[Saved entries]

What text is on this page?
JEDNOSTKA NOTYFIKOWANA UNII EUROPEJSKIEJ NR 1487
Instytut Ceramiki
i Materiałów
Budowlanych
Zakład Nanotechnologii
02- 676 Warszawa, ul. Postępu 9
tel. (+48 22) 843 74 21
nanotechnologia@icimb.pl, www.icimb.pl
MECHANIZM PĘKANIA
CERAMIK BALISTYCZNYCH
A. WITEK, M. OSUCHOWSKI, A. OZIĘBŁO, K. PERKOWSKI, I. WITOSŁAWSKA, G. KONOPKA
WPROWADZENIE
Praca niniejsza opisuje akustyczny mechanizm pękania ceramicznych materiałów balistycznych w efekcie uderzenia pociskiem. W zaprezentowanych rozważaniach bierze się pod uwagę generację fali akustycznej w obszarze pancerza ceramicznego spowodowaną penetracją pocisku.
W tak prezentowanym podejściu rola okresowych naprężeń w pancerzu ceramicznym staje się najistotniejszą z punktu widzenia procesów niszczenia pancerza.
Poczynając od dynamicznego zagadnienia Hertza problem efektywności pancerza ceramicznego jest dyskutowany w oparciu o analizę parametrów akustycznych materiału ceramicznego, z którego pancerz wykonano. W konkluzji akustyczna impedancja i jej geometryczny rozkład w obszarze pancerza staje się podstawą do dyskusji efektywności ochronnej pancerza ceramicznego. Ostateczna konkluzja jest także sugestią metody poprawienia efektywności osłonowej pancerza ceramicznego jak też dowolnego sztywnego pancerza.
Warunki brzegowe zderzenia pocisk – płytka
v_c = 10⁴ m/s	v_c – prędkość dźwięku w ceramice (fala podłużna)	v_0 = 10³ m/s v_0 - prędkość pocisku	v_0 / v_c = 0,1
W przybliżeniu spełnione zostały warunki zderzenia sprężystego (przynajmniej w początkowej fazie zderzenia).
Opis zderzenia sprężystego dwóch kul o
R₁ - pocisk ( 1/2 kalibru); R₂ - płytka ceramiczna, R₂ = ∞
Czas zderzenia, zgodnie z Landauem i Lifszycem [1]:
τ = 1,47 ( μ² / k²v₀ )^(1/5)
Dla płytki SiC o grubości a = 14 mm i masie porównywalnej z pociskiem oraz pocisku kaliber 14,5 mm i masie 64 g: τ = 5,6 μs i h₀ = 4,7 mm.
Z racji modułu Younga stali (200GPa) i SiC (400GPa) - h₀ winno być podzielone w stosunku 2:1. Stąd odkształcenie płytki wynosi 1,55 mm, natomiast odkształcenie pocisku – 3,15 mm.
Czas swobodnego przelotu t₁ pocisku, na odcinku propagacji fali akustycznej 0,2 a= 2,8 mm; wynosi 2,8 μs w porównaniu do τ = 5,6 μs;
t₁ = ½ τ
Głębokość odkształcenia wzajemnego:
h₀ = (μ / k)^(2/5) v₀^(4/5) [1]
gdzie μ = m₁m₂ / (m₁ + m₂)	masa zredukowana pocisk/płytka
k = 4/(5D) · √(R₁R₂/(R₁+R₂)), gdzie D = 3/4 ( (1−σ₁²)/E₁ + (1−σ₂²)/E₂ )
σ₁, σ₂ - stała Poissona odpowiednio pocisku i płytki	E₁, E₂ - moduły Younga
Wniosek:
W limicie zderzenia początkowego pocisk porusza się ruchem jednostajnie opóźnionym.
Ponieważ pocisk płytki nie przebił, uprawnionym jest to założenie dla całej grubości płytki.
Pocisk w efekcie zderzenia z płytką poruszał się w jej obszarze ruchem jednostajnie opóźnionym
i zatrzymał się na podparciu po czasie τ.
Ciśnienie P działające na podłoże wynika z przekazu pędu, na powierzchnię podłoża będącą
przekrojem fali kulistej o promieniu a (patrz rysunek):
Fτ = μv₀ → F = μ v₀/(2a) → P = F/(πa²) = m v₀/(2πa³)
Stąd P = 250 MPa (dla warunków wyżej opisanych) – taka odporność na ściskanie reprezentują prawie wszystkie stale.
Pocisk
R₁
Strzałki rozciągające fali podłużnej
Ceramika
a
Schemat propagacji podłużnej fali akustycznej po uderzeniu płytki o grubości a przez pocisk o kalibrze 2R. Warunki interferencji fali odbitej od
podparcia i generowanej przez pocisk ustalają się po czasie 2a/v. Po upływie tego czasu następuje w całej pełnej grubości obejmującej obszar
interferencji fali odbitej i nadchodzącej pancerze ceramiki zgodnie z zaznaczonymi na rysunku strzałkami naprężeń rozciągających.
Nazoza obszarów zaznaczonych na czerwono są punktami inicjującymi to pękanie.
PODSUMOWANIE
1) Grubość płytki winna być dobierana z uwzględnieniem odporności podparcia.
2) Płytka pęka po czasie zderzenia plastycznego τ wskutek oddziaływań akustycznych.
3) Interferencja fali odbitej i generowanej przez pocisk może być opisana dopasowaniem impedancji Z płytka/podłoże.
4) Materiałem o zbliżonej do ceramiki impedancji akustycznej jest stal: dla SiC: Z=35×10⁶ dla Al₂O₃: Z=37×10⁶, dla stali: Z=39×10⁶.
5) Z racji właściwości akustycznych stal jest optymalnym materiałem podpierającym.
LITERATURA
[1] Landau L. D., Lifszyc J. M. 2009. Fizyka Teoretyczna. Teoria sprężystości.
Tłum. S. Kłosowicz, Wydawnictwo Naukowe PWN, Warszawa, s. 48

» **Given exercise**: Your answer should be one number: how many lines of the listing include the word "opóźnionym".

» **Answer to the problem**: 2